YOUR INSTRUCTIONS | Reproduce each of the entries below verbatim, line for line, but leave out the pictures.

+++++

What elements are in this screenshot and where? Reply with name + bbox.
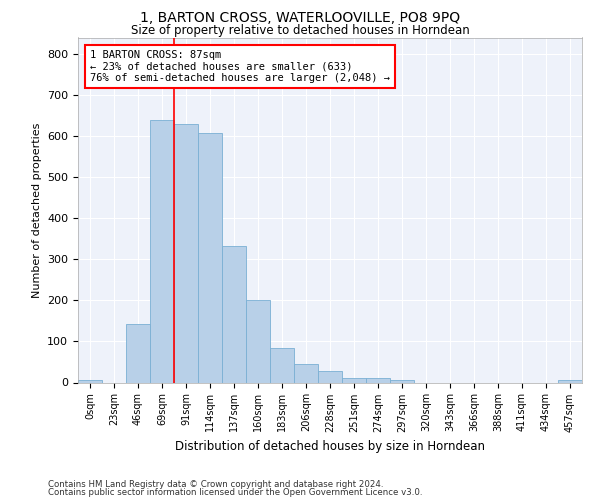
Text: Size of property relative to detached houses in Horndean: Size of property relative to detached ho…	[131, 24, 469, 37]
Bar	[246, 300, 270, 382]
Text: 1 BARTON CROSS: 87sqm
← 23% of detached houses are smaller (633)
76% of semi-det: 1 BARTON CROSS: 87sqm ← 23% of detached …	[90, 50, 390, 83]
Text: Contains public sector information licensed under the Open Government Licence v3: Contains public sector information licen…	[48, 488, 422, 497]
Bar	[342, 378, 366, 382]
Text: Contains HM Land Registry data © Crown copyright and database right 2024.: Contains HM Land Registry data © Crown c…	[48, 480, 383, 489]
Bar	[222, 246, 246, 382]
Bar	[366, 378, 390, 382]
Bar	[78, 380, 102, 382]
Bar	[174, 124, 198, 382]
Bar	[294, 364, 318, 382]
Bar	[150, 120, 174, 382]
Bar	[390, 380, 414, 382]
Text: 1, BARTON CROSS, WATERLOOVILLE, PO8 9PQ: 1, BARTON CROSS, WATERLOOVILLE, PO8 9PQ	[140, 11, 460, 25]
Bar	[198, 133, 222, 382]
Bar	[558, 380, 582, 382]
Bar	[318, 371, 342, 382]
Y-axis label: Number of detached properties: Number of detached properties	[32, 122, 41, 298]
Bar	[126, 324, 150, 382]
X-axis label: Distribution of detached houses by size in Horndean: Distribution of detached houses by size …	[175, 440, 485, 453]
Bar	[270, 348, 294, 382]
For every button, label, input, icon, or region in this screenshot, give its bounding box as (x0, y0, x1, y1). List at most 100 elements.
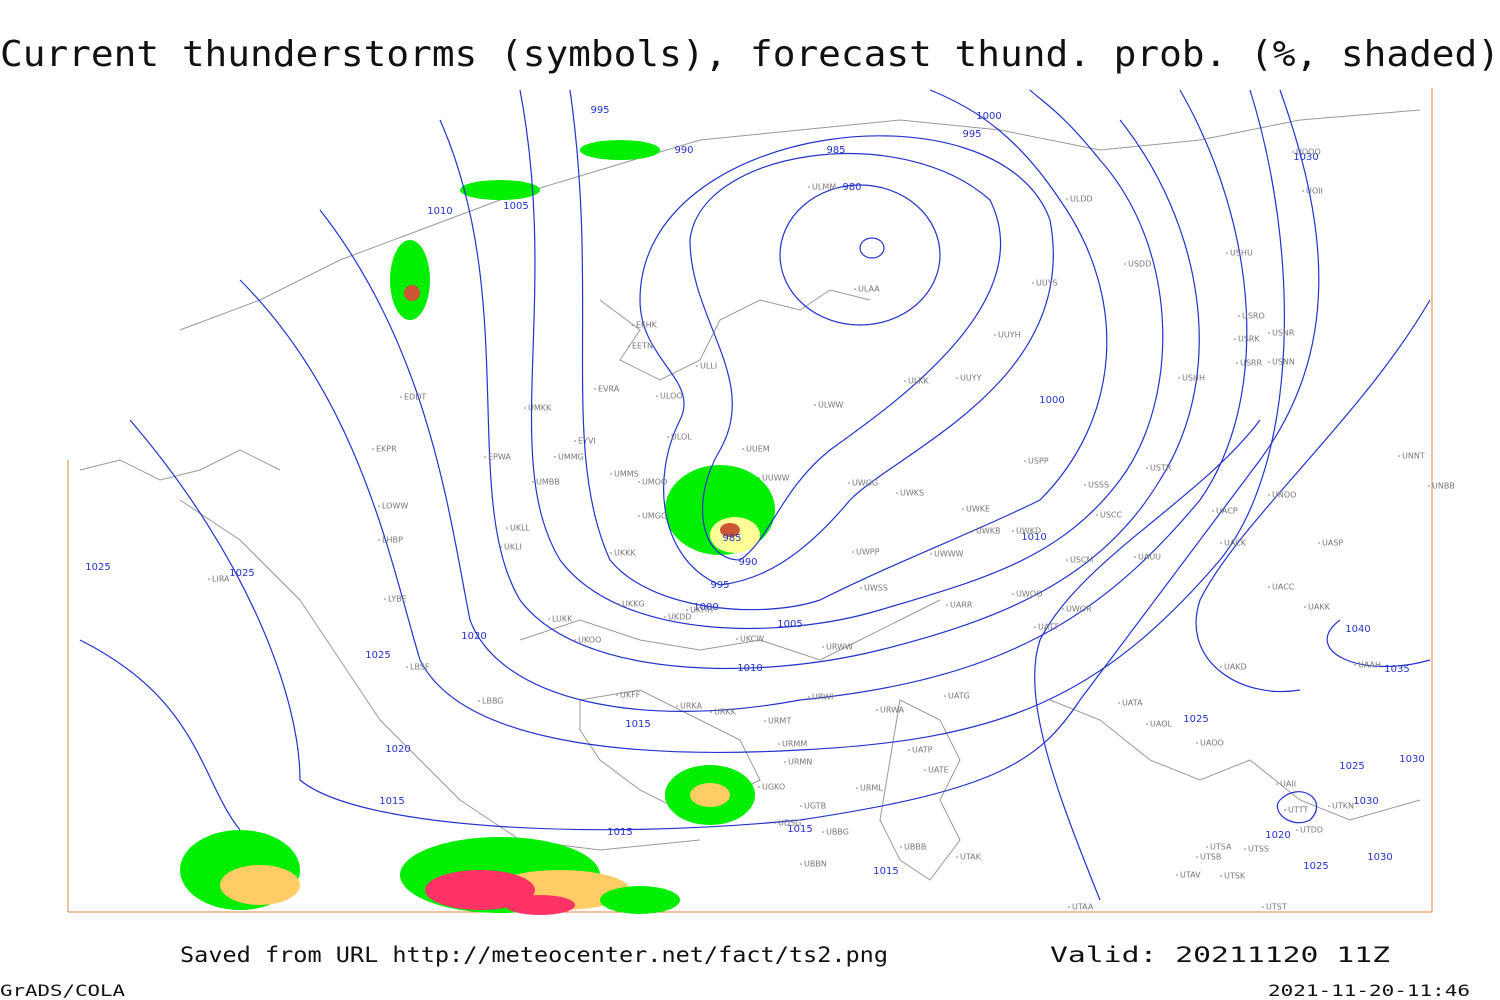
station-dot (638, 515, 640, 517)
station-dot (1062, 608, 1064, 610)
station-dot (994, 334, 996, 336)
station-label: USPP (1028, 457, 1049, 466)
station-dot (616, 694, 618, 696)
isobar-label: 1000 (693, 602, 718, 613)
station-dot (1034, 626, 1036, 628)
station-dot (930, 553, 932, 555)
station-label: UAII (1280, 780, 1296, 789)
station-label: UTKN (1332, 802, 1354, 811)
isobar-label: 990 (674, 145, 693, 156)
station-label: URKK (714, 708, 737, 717)
station-dot (1118, 702, 1120, 704)
station-label: UTAK (960, 853, 982, 862)
station-label: UMGG (642, 512, 667, 521)
station-dot (972, 530, 974, 532)
station-dot (478, 700, 480, 702)
station-label: USRO (1242, 312, 1265, 321)
station-dot (1066, 559, 1068, 561)
station-label: LHBP (382, 536, 403, 545)
station-dot (778, 743, 780, 745)
isobar-label: 1015 (607, 827, 632, 838)
station-label: UTST (1266, 903, 1287, 912)
station-label: LYBE (388, 595, 407, 604)
station-dot (758, 786, 760, 788)
station-label: UARR (950, 601, 973, 610)
isobar-label: 1015 (873, 866, 898, 877)
station-dot (900, 846, 902, 848)
station-dot (1268, 361, 1270, 363)
station-dot (1220, 875, 1222, 877)
station-dot (696, 365, 698, 367)
station-dot (946, 604, 948, 606)
station-dot (484, 456, 486, 458)
station-dot (758, 477, 760, 479)
station-dot (854, 288, 856, 290)
timestamp: 2021-11-20-11:46 (1268, 981, 1470, 1000)
station-dot (1268, 332, 1270, 334)
isobar-label: 1025 (1303, 861, 1328, 872)
isobar-label: 1005 (777, 619, 802, 630)
station-dot (400, 396, 402, 398)
station-label: UMMS (614, 470, 639, 479)
station-dot (686, 609, 688, 611)
station-label: UOII (1306, 187, 1323, 196)
isobar-label: 1040 (1345, 624, 1370, 635)
station-label: UAKD (1224, 663, 1247, 672)
station-label: ULAA (858, 285, 880, 294)
station-dot (506, 527, 508, 529)
station-label: UBBN (804, 860, 827, 869)
station-dot (1012, 530, 1014, 532)
station-label: UUYS (1036, 279, 1058, 288)
isobar-label: 1015 (625, 719, 650, 730)
station-label: URKA (680, 702, 703, 711)
isobar-label: 1030 (1399, 754, 1424, 765)
station-label: EDDT (404, 393, 426, 402)
station-dot (710, 711, 712, 713)
station-label: UTTT (1288, 806, 1308, 815)
station-label: UTSS (1248, 845, 1269, 854)
station-dot (500, 546, 502, 548)
station-dot (594, 388, 596, 390)
station-label: UKOO (578, 636, 601, 645)
station-dot (1220, 542, 1222, 544)
station-dot (944, 695, 946, 697)
station-label: UTAA (1072, 903, 1094, 912)
station-dot (574, 639, 576, 641)
station-label: UDSG (778, 819, 801, 828)
isobar-label: 1010 (427, 206, 452, 217)
station-label: ULOL (671, 433, 692, 442)
station-label: UWOO (1016, 590, 1042, 599)
station-label: ULWW (818, 401, 843, 410)
station-dot (1296, 829, 1298, 831)
isobar-label: 1030 (1293, 152, 1318, 163)
isobar-label: 985 (722, 533, 741, 544)
station-dot (1302, 190, 1304, 192)
station-dot (676, 705, 678, 707)
station-label: UMMG (558, 453, 584, 462)
station-label: UWKS (900, 489, 924, 498)
station-label: USDD (1128, 260, 1151, 269)
thunderstorm-probability (180, 140, 775, 915)
station-label: UTSK (1224, 872, 1246, 881)
station-label: UOOO (1296, 148, 1321, 157)
isobar-labels: 995 990 995 1000 985 980 1010 1005 1000 1010 985 99… (85, 105, 1424, 877)
station-dot (1276, 783, 1278, 785)
station-dot (378, 505, 380, 507)
station-label: UUYH (998, 331, 1021, 340)
station-label: UAOL (1150, 720, 1172, 729)
station-label: UBBG (826, 828, 849, 837)
isobar-label: 1025 (1339, 761, 1364, 772)
station-dot (610, 473, 612, 475)
station-dot (384, 598, 386, 600)
station-dot (574, 440, 576, 442)
station-dot (372, 448, 374, 450)
station-labels: ULMM ULAA EFHK EETN ULLI EVRA ULOO UMKK EDDT ULOL… (208, 148, 1455, 912)
station-dot (1354, 664, 1356, 666)
station-label: UKLL (510, 524, 531, 533)
station-dot (808, 186, 810, 188)
isobar-label: 1020 (1265, 830, 1290, 841)
station-label: ULDD (1070, 195, 1093, 204)
station-dot (1238, 315, 1240, 317)
station-label: UUEM (746, 445, 770, 454)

+++++

OUTPUT OF THE EXERCISE |
What elements are in this screenshot and where? Reply with name + bbox.
Text: Size of property relative to detached houses in Horndean: Size of property relative to detached ho…	[131, 24, 469, 37]
Bar	[246, 300, 270, 382]
Text: 1 BARTON CROSS: 87sqm
← 23% of detached houses are smaller (633)
76% of semi-det: 1 BARTON CROSS: 87sqm ← 23% of detached …	[90, 50, 390, 83]
Text: Contains public sector information licensed under the Open Government Licence v3: Contains public sector information licen…	[48, 488, 422, 497]
Bar	[342, 378, 366, 382]
Text: Contains HM Land Registry data © Crown copyright and database right 2024.: Contains HM Land Registry data © Crown c…	[48, 480, 383, 489]
Bar	[222, 246, 246, 382]
Bar	[366, 378, 390, 382]
Bar	[78, 380, 102, 382]
Bar	[174, 124, 198, 382]
Bar	[294, 364, 318, 382]
Bar	[150, 120, 174, 382]
Bar	[390, 380, 414, 382]
Text: 1, BARTON CROSS, WATERLOOVILLE, PO8 9PQ: 1, BARTON CROSS, WATERLOOVILLE, PO8 9PQ	[140, 11, 460, 25]
Bar	[198, 133, 222, 382]
Bar	[558, 380, 582, 382]
Bar	[318, 371, 342, 382]
Y-axis label: Number of detached properties: Number of detached properties	[32, 122, 41, 298]
Bar	[126, 324, 150, 382]
X-axis label: Distribution of detached houses by size in Horndean: Distribution of detached houses by size …	[175, 440, 485, 453]
Bar	[270, 348, 294, 382]
For every button, label, input, icon, or region in this screenshot, give its bounding box as (x0, y0, x1, y1). List at most 100 elements.
station-dot (638, 515, 640, 517)
station-dot (1062, 608, 1064, 610)
station-dot (994, 334, 996, 336)
station-label: USPP (1028, 457, 1049, 466)
station-dot (616, 694, 618, 696)
isobar-label: 1000 (693, 602, 718, 613)
station-dot (1034, 626, 1036, 628)
station-dot (930, 553, 932, 555)
station-label: UAII (1280, 780, 1296, 789)
station-label: UTKN (1332, 802, 1354, 811)
isobar-label: 990 (674, 145, 693, 156)
station-label: URKK (714, 708, 737, 717)
station-dot (1118, 702, 1120, 704)
station-label: UTAK (960, 853, 982, 862)
station-label: UMGG (642, 512, 667, 521)
station-dot (972, 530, 974, 532)
station-dot (478, 700, 480, 702)
station-label: USRO (1242, 312, 1265, 321)
station-dot (1066, 559, 1068, 561)
station-label: LHBP (382, 536, 403, 545)
station-dot (778, 743, 780, 745)
isobar-label: 1015 (607, 827, 632, 838)
station-label: UTST (1266, 903, 1287, 912)
station-label: LYBE (388, 595, 407, 604)
station-dot (758, 786, 760, 788)
station-label: UARR (950, 601, 973, 610)
isobar-label: 1015 (873, 866, 898, 877)
station-dot (900, 846, 902, 848)
station-dot (1268, 361, 1270, 363)
station-dot (1220, 875, 1222, 877)
station-dot (696, 365, 698, 367)
station-dot (946, 604, 948, 606)
station-dot (484, 456, 486, 458)
station-dot (758, 477, 760, 479)
station-dot (854, 288, 856, 290)
timestamp: 2021-11-20-11:46 (1268, 981, 1470, 1000)
station-dot (1268, 332, 1270, 334)
isobar-label: 1025 (1303, 861, 1328, 872)
isobar-label: 1005 (777, 619, 802, 630)
station-dot (400, 396, 402, 398)
station-label: UMMS (614, 470, 639, 479)
station-dot (686, 609, 688, 611)
station-label: UOII (1306, 187, 1323, 196)
isobar-label: 1040 (1345, 624, 1370, 635)
station-label: UAKD (1224, 663, 1247, 672)
station-label: ULAA (858, 285, 880, 294)
station-dot (506, 527, 508, 529)
station-label: UBBN (804, 860, 827, 869)
station-dot (1012, 530, 1014, 532)
station-label: UUYS (1036, 279, 1058, 288)
isobar-label: 1015 (625, 719, 650, 730)
station-label: URKA (680, 702, 703, 711)
isobar-label: 1030 (1399, 754, 1424, 765)
station-label: EDDT (404, 393, 426, 402)
station-dot (710, 711, 712, 713)
station-label: UTTT (1288, 806, 1308, 815)
station-label: UTSS (1248, 845, 1269, 854)
station-dot (500, 546, 502, 548)
station-dot (594, 388, 596, 390)
station-label: UKOO (578, 636, 601, 645)
station-dot (1220, 542, 1222, 544)
station-dot (944, 695, 946, 697)
station-label: UTAA (1072, 903, 1094, 912)
station-dot (574, 639, 576, 641)
station-label: UDSG (778, 819, 801, 828)
isobar-label: 1010 (427, 206, 452, 217)
station-label: ULOL (671, 433, 692, 442)
station-label: UWOO (1016, 590, 1042, 599)
station-label: ULWW (818, 401, 843, 410)
station-dot (1296, 829, 1298, 831)
isobar-label: 1030 (1293, 152, 1318, 163)
isobar-label: 985 (722, 533, 741, 544)
station-dot (1302, 190, 1304, 192)
station-dot (676, 705, 678, 707)
station-label: UMMG (558, 453, 584, 462)
station-label: UWKS (900, 489, 924, 498)
station-label: USDD (1128, 260, 1151, 269)
thunderstorm-probability (180, 140, 775, 915)
station-label: UTSK (1224, 872, 1246, 881)
station-label: UOOO (1296, 148, 1321, 157)
isobar-labels: 995 990 995 1000 985 980 1010 1005 1000 1010 985 99… (85, 105, 1424, 877)
station-dot (1276, 783, 1278, 785)
station-dot (378, 505, 380, 507)
station-label: UUYH (998, 331, 1021, 340)
station-label: UAOL (1150, 720, 1172, 729)
station-label: UBBG (826, 828, 849, 837)
isobar-label: 1025 (1339, 761, 1364, 772)
station-dot (610, 473, 612, 475)
station-dot (384, 598, 386, 600)
station-dot (574, 440, 576, 442)
station-dot (372, 448, 374, 450)
station-labels: ULMM ULAA EFHK EETN ULLI EVRA ULOO UMKK EDDT ULOL… (208, 148, 1455, 912)
station-dot (1354, 664, 1356, 666)
station-label: UKLL (510, 524, 531, 533)
station-dot (808, 186, 810, 188)
isobar-label: 1020 (1265, 830, 1290, 841)
station-label: ULDD (1070, 195, 1093, 204)
station-dot (1238, 315, 1240, 317)
station-label: UUEM (746, 445, 770, 454)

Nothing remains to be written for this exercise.